Scan the data below and pick out the lines containing the word "UnityEngine".

# RECORDS FOR THIS TASK

....

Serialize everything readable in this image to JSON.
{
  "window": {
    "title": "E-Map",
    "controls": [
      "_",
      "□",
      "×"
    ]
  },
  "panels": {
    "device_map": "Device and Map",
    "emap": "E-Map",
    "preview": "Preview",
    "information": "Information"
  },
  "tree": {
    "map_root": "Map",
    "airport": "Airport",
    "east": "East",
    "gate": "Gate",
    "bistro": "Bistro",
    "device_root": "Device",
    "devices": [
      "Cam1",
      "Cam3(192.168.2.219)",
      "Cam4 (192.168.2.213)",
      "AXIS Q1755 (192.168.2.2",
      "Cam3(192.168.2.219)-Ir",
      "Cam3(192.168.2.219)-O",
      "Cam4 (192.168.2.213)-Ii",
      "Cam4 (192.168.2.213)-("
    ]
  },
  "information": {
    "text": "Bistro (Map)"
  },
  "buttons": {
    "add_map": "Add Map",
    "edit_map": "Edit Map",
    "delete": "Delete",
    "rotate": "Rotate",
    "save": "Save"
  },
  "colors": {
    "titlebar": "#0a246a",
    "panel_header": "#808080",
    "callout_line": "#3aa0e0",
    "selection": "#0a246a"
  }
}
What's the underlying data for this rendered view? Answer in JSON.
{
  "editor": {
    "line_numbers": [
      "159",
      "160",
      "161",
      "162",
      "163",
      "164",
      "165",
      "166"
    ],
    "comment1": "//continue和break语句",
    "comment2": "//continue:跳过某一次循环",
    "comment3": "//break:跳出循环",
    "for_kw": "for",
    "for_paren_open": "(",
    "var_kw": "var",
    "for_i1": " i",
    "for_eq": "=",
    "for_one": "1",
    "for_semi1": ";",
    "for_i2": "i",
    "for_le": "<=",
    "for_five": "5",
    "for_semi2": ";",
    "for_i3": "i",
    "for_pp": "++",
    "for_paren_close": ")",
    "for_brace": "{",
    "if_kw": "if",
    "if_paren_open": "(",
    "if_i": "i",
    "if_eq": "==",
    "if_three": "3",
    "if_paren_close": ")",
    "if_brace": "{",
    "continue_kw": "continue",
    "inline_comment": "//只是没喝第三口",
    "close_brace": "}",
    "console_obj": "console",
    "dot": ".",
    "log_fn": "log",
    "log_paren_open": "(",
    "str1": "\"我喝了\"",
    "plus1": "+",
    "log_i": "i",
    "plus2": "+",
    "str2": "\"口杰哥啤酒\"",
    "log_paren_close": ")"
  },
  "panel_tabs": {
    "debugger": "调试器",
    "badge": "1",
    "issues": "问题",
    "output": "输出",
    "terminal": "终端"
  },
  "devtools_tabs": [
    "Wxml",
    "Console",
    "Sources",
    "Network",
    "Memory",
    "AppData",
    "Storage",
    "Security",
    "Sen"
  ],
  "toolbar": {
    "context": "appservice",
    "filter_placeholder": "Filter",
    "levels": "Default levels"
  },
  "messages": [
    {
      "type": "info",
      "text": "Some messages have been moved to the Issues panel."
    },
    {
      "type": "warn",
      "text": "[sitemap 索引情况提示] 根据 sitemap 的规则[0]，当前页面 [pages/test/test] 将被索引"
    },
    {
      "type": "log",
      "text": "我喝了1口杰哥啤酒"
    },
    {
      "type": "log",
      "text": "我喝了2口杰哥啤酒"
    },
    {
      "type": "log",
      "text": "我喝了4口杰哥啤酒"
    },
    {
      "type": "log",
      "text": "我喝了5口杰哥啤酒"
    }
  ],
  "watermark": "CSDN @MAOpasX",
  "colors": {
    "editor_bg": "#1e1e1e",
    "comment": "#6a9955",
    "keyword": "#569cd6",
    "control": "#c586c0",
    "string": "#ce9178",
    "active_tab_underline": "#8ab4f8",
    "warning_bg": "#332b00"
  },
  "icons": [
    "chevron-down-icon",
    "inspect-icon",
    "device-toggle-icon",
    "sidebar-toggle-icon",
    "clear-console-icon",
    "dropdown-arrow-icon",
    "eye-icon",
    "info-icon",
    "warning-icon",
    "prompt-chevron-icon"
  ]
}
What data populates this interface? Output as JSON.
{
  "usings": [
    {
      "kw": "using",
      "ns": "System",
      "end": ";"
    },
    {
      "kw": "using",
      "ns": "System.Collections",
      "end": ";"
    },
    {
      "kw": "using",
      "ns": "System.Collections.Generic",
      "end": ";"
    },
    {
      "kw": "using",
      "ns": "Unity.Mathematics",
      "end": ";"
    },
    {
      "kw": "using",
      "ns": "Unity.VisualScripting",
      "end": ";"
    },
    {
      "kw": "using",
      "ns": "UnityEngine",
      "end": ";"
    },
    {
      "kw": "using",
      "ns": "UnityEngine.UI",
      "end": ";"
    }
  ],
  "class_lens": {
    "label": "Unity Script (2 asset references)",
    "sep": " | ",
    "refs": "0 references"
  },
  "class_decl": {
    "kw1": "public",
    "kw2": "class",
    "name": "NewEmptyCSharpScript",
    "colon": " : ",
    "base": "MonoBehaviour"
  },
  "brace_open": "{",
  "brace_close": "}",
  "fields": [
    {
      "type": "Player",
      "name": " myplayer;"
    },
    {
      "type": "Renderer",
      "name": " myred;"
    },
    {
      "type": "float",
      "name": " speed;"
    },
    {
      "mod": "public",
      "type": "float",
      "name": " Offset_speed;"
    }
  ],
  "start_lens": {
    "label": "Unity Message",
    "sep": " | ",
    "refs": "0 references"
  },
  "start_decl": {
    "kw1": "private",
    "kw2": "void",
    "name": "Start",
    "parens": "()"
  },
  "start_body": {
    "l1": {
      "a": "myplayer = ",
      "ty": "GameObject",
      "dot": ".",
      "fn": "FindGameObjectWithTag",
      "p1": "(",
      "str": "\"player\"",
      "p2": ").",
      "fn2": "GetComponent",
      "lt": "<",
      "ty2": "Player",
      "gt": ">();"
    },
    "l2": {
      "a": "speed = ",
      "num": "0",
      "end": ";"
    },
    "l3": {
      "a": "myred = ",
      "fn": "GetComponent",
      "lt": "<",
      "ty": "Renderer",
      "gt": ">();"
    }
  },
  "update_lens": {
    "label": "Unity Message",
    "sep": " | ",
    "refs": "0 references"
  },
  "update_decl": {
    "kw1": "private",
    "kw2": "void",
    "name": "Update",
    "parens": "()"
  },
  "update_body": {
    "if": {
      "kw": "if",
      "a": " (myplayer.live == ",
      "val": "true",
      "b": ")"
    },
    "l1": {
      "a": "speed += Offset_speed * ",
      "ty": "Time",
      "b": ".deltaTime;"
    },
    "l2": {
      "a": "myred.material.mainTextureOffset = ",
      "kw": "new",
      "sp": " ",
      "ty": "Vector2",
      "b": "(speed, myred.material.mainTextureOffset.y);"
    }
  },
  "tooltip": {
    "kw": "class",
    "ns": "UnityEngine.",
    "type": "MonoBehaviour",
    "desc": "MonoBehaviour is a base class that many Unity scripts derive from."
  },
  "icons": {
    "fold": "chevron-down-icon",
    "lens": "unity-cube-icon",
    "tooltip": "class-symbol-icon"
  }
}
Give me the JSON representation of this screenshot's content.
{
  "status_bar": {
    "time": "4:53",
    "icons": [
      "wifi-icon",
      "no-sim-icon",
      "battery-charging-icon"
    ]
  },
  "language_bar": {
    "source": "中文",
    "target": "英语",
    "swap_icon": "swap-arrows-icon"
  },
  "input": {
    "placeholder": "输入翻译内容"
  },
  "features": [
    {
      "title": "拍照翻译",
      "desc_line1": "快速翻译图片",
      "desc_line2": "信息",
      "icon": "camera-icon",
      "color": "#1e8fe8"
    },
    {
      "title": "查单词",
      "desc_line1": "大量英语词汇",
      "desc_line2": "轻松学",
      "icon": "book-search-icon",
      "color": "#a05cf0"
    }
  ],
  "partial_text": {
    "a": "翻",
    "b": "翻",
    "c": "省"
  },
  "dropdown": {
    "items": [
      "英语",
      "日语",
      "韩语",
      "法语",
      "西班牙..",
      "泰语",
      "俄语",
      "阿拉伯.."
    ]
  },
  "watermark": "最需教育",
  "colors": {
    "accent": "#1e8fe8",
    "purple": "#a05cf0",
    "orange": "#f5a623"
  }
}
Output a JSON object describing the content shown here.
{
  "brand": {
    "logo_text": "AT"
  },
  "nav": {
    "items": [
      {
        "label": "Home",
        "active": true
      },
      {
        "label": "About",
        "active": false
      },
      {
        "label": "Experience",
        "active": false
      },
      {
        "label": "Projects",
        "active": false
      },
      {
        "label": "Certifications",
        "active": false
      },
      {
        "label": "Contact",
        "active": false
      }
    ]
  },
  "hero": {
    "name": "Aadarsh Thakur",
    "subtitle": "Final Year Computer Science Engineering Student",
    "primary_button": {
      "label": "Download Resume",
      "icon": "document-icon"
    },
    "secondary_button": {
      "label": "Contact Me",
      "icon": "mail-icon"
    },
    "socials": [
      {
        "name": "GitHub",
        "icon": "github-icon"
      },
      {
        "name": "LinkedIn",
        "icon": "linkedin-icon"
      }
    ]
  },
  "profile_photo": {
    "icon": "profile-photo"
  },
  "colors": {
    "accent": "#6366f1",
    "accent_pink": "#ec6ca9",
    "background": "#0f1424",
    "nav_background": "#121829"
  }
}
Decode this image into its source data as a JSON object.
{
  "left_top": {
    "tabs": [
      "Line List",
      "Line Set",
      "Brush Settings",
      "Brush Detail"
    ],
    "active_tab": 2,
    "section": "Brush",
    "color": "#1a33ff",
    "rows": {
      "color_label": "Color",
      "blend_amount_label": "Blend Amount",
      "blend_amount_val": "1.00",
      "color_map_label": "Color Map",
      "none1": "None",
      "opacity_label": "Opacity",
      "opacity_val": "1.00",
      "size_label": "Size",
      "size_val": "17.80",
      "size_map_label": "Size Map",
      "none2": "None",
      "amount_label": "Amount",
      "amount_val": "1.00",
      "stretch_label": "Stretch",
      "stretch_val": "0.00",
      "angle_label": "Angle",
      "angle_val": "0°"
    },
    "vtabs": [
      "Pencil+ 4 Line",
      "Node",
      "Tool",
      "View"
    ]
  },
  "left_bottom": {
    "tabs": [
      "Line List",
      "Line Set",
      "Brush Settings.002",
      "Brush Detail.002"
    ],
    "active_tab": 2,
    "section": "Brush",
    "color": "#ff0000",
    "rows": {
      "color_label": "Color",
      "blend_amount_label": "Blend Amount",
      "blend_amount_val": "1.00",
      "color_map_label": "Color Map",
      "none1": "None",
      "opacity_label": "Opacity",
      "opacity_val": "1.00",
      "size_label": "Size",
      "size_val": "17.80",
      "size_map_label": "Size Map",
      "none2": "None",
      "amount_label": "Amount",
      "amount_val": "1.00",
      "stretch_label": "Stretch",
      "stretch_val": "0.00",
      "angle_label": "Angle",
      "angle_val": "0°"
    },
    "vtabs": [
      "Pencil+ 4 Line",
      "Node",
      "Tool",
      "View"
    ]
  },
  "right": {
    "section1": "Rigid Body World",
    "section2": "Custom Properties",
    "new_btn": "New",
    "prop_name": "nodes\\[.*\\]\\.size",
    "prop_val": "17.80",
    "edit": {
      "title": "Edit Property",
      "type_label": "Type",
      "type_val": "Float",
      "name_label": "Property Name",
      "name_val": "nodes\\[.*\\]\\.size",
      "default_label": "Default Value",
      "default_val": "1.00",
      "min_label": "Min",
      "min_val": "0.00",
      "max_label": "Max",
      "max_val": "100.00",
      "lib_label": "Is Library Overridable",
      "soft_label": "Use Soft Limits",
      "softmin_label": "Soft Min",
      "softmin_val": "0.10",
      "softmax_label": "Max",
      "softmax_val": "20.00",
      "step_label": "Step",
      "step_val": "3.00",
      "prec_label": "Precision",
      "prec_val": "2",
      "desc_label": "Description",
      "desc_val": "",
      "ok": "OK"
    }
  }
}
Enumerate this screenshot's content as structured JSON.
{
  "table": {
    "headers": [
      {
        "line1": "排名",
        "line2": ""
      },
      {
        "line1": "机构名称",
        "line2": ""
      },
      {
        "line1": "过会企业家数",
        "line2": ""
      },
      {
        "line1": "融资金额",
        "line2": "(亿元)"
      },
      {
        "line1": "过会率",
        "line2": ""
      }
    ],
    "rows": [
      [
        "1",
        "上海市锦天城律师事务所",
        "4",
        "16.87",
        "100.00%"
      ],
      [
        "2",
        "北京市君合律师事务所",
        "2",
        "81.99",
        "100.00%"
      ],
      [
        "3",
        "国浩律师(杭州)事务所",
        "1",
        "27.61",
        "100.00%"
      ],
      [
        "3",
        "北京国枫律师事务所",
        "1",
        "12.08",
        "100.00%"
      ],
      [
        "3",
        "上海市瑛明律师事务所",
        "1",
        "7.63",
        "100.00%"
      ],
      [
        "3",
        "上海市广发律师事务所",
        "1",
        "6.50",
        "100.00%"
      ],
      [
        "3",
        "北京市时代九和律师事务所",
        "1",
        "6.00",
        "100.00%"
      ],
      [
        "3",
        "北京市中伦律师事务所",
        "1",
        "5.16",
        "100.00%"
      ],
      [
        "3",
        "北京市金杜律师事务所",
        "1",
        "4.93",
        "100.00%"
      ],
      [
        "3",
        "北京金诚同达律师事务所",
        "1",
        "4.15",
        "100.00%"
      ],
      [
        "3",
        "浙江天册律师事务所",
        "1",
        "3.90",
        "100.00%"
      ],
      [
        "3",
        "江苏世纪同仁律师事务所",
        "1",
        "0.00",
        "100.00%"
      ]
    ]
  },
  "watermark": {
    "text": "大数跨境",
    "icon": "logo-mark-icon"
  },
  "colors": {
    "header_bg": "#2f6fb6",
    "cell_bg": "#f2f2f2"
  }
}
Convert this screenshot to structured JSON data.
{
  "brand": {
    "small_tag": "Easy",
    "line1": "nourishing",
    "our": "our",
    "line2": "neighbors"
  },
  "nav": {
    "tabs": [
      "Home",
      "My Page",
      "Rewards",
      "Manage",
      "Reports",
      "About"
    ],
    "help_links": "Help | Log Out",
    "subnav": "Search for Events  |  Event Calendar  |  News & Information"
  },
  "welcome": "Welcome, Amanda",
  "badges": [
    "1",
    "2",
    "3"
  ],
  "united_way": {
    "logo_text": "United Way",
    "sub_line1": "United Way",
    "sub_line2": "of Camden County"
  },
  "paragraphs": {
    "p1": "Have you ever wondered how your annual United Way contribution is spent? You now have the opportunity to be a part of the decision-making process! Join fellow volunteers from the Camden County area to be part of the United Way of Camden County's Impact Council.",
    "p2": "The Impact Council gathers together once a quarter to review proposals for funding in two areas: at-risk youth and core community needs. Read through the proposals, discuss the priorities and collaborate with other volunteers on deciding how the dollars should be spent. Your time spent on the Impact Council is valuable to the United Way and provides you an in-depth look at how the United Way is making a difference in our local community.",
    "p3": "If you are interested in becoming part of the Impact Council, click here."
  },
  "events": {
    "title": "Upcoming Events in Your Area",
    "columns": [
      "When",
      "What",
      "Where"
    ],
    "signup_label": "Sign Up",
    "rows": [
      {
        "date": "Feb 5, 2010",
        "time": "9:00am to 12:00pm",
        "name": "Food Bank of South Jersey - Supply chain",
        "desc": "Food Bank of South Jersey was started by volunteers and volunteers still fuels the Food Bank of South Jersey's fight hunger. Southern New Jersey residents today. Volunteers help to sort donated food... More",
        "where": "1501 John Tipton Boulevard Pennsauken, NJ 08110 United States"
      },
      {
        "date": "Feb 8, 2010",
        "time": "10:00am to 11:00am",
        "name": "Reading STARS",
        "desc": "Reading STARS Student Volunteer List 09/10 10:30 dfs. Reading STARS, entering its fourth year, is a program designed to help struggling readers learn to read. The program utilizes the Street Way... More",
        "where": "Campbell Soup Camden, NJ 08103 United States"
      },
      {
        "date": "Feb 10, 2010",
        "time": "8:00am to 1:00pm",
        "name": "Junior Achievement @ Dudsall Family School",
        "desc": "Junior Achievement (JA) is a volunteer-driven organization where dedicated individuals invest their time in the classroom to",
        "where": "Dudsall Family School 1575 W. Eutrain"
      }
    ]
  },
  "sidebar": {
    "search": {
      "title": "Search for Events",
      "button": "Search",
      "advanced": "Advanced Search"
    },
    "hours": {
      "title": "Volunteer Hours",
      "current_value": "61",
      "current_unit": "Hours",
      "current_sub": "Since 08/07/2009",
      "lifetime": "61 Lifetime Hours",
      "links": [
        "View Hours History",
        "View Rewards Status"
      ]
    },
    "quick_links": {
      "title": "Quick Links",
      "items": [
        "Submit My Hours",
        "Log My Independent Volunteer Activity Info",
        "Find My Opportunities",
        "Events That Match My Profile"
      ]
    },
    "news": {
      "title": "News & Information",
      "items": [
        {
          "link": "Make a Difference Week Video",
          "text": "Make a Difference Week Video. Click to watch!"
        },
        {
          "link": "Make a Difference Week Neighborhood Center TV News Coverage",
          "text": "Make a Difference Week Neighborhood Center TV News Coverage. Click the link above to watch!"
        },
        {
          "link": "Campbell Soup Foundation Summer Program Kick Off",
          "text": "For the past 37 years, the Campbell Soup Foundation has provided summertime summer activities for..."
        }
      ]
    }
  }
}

....

# REPLY
      "ns": "UnityEngine",
      "ns": "UnityEngine.UI",
    "ns": "UnityEngine.",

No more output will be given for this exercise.